───── Task material ─────

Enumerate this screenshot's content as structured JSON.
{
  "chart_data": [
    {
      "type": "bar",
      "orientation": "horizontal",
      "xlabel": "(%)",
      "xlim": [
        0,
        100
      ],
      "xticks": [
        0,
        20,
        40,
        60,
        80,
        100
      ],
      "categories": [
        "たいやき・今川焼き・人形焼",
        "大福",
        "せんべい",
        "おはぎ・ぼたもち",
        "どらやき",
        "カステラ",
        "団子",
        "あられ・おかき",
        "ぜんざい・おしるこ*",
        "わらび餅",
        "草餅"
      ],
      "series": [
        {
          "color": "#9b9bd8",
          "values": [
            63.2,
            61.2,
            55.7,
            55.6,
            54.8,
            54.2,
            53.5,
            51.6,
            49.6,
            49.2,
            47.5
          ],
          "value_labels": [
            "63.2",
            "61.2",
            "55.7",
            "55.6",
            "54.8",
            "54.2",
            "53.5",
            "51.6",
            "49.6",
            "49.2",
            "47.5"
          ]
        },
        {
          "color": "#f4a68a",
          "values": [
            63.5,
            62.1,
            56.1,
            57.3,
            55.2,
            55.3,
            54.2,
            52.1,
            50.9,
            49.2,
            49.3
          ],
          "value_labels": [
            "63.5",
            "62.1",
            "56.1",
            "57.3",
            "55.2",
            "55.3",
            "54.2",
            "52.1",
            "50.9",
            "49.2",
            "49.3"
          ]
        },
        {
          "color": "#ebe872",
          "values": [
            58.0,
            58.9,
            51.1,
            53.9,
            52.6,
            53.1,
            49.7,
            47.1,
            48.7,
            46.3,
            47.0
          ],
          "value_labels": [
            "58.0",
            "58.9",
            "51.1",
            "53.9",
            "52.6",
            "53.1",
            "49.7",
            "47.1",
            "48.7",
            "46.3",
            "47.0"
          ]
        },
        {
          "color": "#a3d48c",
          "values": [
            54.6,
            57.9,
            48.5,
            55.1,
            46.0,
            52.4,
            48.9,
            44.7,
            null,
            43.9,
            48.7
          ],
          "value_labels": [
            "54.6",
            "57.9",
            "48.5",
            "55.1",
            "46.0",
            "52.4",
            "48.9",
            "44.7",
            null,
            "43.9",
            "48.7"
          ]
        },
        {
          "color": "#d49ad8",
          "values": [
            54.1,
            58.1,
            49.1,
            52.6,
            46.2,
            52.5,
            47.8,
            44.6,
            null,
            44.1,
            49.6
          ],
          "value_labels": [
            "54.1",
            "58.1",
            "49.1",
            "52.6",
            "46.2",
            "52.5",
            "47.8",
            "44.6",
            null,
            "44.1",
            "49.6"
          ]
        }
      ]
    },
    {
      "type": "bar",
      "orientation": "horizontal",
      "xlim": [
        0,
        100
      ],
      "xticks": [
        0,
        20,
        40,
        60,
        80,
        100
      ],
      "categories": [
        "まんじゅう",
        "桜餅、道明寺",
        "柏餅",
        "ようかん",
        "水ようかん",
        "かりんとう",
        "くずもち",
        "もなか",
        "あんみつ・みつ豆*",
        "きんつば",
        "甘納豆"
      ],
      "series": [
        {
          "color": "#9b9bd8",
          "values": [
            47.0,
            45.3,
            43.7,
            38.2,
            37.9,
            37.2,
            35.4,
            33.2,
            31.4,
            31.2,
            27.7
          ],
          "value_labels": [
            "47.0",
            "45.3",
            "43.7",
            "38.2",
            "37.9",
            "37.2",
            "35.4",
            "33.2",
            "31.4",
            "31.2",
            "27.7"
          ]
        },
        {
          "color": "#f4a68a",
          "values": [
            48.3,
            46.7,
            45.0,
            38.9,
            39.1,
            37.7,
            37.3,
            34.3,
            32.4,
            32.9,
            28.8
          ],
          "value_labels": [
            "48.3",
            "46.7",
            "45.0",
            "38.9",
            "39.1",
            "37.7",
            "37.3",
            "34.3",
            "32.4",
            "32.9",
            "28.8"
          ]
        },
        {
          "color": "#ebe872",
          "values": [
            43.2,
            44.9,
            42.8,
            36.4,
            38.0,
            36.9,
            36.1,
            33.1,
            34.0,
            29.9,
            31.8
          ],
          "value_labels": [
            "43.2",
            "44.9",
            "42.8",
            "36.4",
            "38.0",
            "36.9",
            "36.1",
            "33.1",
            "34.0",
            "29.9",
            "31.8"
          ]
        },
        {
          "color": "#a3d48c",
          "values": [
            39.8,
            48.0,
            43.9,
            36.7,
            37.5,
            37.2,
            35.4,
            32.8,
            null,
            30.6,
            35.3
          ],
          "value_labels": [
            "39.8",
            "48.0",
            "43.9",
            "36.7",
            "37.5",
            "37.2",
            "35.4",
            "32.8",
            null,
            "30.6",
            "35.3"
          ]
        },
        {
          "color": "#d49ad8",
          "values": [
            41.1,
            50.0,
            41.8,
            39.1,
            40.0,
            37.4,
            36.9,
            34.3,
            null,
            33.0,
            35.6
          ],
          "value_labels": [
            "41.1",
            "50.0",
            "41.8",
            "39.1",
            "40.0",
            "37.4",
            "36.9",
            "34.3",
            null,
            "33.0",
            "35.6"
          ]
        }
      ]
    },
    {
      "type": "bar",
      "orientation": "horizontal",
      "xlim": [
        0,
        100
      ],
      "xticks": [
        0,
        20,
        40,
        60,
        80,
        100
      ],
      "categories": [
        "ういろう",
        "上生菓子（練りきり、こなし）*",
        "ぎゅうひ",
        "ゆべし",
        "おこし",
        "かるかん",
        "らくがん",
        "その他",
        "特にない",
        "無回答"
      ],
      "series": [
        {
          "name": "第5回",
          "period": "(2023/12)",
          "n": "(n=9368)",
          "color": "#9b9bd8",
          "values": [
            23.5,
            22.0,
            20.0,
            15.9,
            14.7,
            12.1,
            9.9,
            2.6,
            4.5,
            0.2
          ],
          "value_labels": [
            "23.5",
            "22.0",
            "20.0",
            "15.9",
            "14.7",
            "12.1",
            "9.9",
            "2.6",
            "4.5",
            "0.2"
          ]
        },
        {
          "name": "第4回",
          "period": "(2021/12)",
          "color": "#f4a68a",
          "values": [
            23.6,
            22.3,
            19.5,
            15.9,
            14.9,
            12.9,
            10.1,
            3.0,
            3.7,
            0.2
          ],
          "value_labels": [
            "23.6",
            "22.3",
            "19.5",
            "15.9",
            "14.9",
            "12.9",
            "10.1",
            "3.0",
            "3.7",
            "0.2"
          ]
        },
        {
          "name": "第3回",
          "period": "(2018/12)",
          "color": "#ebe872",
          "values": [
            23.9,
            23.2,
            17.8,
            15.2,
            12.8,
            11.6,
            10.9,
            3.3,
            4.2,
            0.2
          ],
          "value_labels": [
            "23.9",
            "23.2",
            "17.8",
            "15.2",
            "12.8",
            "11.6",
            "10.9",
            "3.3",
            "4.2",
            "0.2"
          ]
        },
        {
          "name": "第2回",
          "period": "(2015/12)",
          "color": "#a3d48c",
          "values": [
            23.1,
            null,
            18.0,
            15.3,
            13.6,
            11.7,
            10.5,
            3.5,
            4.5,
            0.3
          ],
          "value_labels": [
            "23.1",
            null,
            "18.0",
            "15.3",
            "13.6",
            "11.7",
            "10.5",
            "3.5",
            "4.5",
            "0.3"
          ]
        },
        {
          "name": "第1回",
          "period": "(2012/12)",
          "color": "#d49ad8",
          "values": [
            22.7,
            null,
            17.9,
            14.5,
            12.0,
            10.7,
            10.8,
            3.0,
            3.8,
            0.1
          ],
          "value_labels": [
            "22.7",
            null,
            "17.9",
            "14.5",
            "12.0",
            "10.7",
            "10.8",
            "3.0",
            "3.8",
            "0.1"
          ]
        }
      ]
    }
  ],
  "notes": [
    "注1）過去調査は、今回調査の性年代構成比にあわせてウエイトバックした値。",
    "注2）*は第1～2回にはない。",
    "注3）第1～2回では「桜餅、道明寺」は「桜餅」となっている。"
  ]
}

─────

### Directions
Filter the entries down to the lines with the word "period" in them.

### The completed task
          "period": "(2023/12)",
          "period": "(2021/12)",
          "period": "(2018/12)",
          "period": "(2015/12)",
          "period": "(2012/12)",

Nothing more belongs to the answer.